─── Extracted data

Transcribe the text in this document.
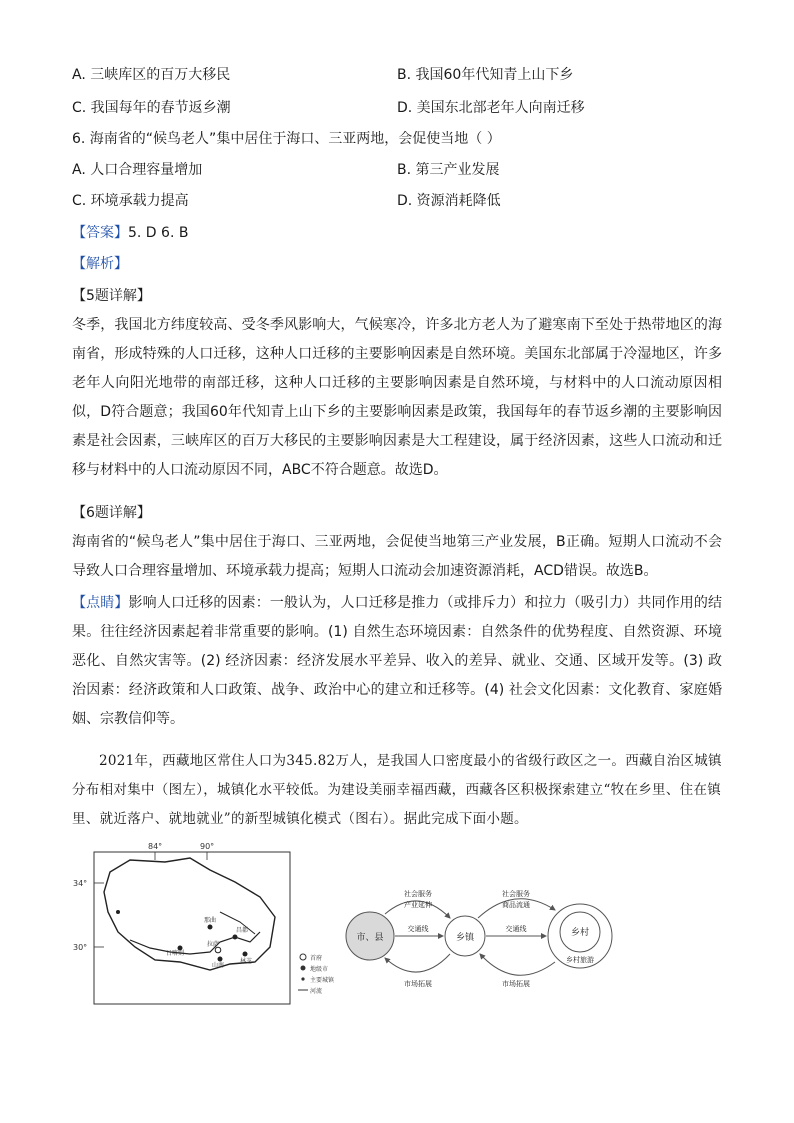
A. 三峡库区的百万大移民	B. 我国60年代知青上山下乡
C. 我国每年的春节返乡潮	D. 美国东北部老年人向南迁移
6. 海南省的“候鸟老人”集中居住于海口、三亚两地，会促使当地（ ）
A. 人口合理容量增加	B. 第三产业发展
C. 环境承载力提高	D. 资源消耗降低
【答案】5. D 6. B
【解析】
【5题详解】
冬季，我国北方纬度较高、受冬季风影响大，气候寒冷，许多北方老人为了避寒南下至处于热带地区的海南省，形成特殊的人口迁移，这种人口迁移的主要影响因素是自然环境。美国东北部属于冷湿地区，许多老年人向阳光地带的南部迁移，这种人口迁移的主要影响因素是自然环境，与材料中的人口流动原因相似，D符合题意；我国60年代知青上山下乡的主要影响因素是政策，我国每年的春节返乡潮的主要影响因素是社会因素，三峡库区的百万大移民的主要影响因素是大工程建设，属于经济因素，这些人口流动和迁移与材料中的人口流动原因不同，ABC不符合题意。故选D。
【6题详解】
海南省的“候鸟老人”集中居住于海口、三亚两地，会促使当地第三产业发展，B正确。短期人口流动不会导致人口合理容量增加、环境承载力提高；短期人口流动会加速资源消耗，ACD错误。故选B。
【点睛】影响人口迁移的因素：一般认为，人口迁移是推力（或排斥力）和拉力（吸引力）共同作用的结果。往往经济因素起着非常重要的影响。(1) 自然生态环境因素：自然条件的优势程度、自然资源、环境恶化、自然灾害等。(2) 经济因素：经济发展水平差异、收入的差异、就业、交通、区域开发等。(3) 政治因素：经济政策和人口政策、战争、政治中心的建立和迁移等。(4) 社会文化因素：文化教育、家庭婚姻、宗教信仰等。
2021年，西藏地区常住人口为345.82万人，是我国人口密度最小的省级行政区之一。西藏自治区城镇分布相对集中（图左），城镇化水平较低。为建设美丽幸福西藏，西藏各区积极探索建立“牧在乡里、住在镇里、就近落户、就地就业”的新型城镇化模式（图右）。据此完成下面小题。
84°	90°
34°
30°
那曲
昌都
拉萨
林芝
日喀则
山南
首府
地级市
主要城镇
河流
市、县	乡镇	乡村
乡村旅游
社会服务
产业延伸
社会服务
商品流通
交通线	交通线
市场拓展	市场拓展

──────

Task to carry out: Write out the records above once more, word for word, with no pictures.

Task result:
Transcribe the text in this document.
A. 三峡库区的百万大移民	B. 我国60年代知青上山下乡
C. 我国每年的春节返乡潮	D. 美国东北部老年人向南迁移
6. 海南省的“候鸟老人”集中居住于海口、三亚两地，会促使当地（ ）
A. 人口合理容量增加	B. 第三产业发展
C. 环境承载力提高	D. 资源消耗降低
【答案】5. D 6. B
【解析】
【5题详解】
冬季，我国北方纬度较高、受冬季风影响大，气候寒冷，许多北方老人为了避寒南下至处于热带地区的海南省，形成特殊的人口迁移，这种人口迁移的主要影响因素是自然环境。美国东北部属于冷湿地区，许多老年人向阳光地带的南部迁移，这种人口迁移的主要影响因素是自然环境，与材料中的人口流动原因相似，D符合题意；我国60年代知青上山下乡的主要影响因素是政策，我国每年的春节返乡潮的主要影响因素是社会因素，三峡库区的百万大移民的主要影响因素是大工程建设，属于经济因素，这些人口流动和迁移与材料中的人口流动原因不同，ABC不符合题意。故选D。
【6题详解】
海南省的“候鸟老人”集中居住于海口、三亚两地，会促使当地第三产业发展，B正确。短期人口流动不会导致人口合理容量增加、环境承载力提高；短期人口流动会加速资源消耗，ACD错误。故选B。
【点睛】影响人口迁移的因素：一般认为，人口迁移是推力（或排斥力）和拉力（吸引力）共同作用的结果。往往经济因素起着非常重要的影响。(1) 自然生态环境因素：自然条件的优势程度、自然资源、环境恶化、自然灾害等。(2) 经济因素：经济发展水平差异、收入的差异、就业、交通、区域开发等。(3) 政治因素：经济政策和人口政策、战争、政治中心的建立和迁移等。(4) 社会文化因素：文化教育、家庭婚姻、宗教信仰等。
2021年，西藏地区常住人口为345.82万人，是我国人口密度最小的省级行政区之一。西藏自治区城镇分布相对集中（图左），城镇化水平较低。为建设美丽幸福西藏，西藏各区积极探索建立“牧在乡里、住在镇里、就近落户、就地就业”的新型城镇化模式（图右）。据此完成下面小题。
84°	90°
34°
30°
那曲
昌都
拉萨
林芝
日喀则
山南
首府
地级市
主要城镇
河流
市、县	乡镇	乡村
乡村旅游
社会服务
产业延伸
社会服务
商品流通
交通线	交通线
市场拓展	市场拓展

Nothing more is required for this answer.